- **INSTRUCTION**
Repeat the listing in full. Nothing may be added or left out.

- **RECORDS SUPPLIED**

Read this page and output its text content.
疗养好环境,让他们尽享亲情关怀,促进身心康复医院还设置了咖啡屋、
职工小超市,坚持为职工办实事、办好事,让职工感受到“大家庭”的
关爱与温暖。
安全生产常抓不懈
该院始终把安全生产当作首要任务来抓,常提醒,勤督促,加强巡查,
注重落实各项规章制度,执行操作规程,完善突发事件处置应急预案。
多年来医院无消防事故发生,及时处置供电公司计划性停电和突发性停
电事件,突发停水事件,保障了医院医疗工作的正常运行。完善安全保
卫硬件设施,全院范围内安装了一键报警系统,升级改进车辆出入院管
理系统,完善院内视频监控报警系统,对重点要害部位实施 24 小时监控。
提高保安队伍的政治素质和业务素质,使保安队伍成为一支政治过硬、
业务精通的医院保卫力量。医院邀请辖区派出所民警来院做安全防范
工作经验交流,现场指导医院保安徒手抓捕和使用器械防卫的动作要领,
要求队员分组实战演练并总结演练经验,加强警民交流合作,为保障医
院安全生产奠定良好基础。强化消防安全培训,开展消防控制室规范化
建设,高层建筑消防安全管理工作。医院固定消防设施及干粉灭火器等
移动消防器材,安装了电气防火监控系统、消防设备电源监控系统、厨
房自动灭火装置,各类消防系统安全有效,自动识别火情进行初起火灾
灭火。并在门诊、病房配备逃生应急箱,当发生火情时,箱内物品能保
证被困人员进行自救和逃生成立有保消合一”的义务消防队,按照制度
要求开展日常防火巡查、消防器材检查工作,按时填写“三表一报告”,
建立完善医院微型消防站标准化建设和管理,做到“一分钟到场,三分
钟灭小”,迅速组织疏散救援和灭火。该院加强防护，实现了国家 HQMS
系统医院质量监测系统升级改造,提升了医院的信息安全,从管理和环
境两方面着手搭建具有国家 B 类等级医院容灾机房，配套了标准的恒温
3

- **IN RESPONSE**
Read this page and output its text content.
疗养好环境,让他们尽享亲情关怀,促进身心康复医院还设置了咖啡屋、
职工小超市,坚持为职工办实事、办好事,让职工感受到“大家庭”的
关爱与温暖。
安全生产常抓不懈
该院始终把安全生产当作首要任务来抓,常提醒,勤督促,加强巡查,
注重落实各项规章制度,执行操作规程,完善突发事件处置应急预案。
多年来医院无消防事故发生,及时处置供电公司计划性停电和突发性停
电事件,突发停水事件,保障了医院医疗工作的正常运行。完善安全保
卫硬件设施,全院范围内安装了一键报警系统,升级改进车辆出入院管
理系统,完善院内视频监控报警系统,对重点要害部位实施 24 小时监控。
提高保安队伍的政治素质和业务素质,使保安队伍成为一支政治过硬、
业务精通的医院保卫力量。医院邀请辖区派出所民警来院做安全防范
工作经验交流,现场指导医院保安徒手抓捕和使用器械防卫的动作要领,
要求队员分组实战演练并总结演练经验,加强警民交流合作,为保障医
院安全生产奠定良好基础。强化消防安全培训,开展消防控制室规范化
建设,高层建筑消防安全管理工作。医院固定消防设施及干粉灭火器等
移动消防器材,安装了电气防火监控系统、消防设备电源监控系统、厨
房自动灭火装置,各类消防系统安全有效,自动识别火情进行初起火灾
灭火。并在门诊、病房配备逃生应急箱,当发生火情时,箱内物品能保
证被困人员进行自救和逃生成立有保消合一”的义务消防队,按照制度
要求开展日常防火巡查、消防器材检查工作,按时填写“三表一报告”,
建立完善医院微型消防站标准化建设和管理,做到“一分钟到场,三分
钟灭小”,迅速组织疏散救援和灭火。该院加强防护，实现了国家 HQMS
系统医院质量监测系统升级改造,提升了医院的信息安全,从管理和环
境两方面着手搭建具有国家 B 类等级医院容灾机房，配套了标准的恒温
3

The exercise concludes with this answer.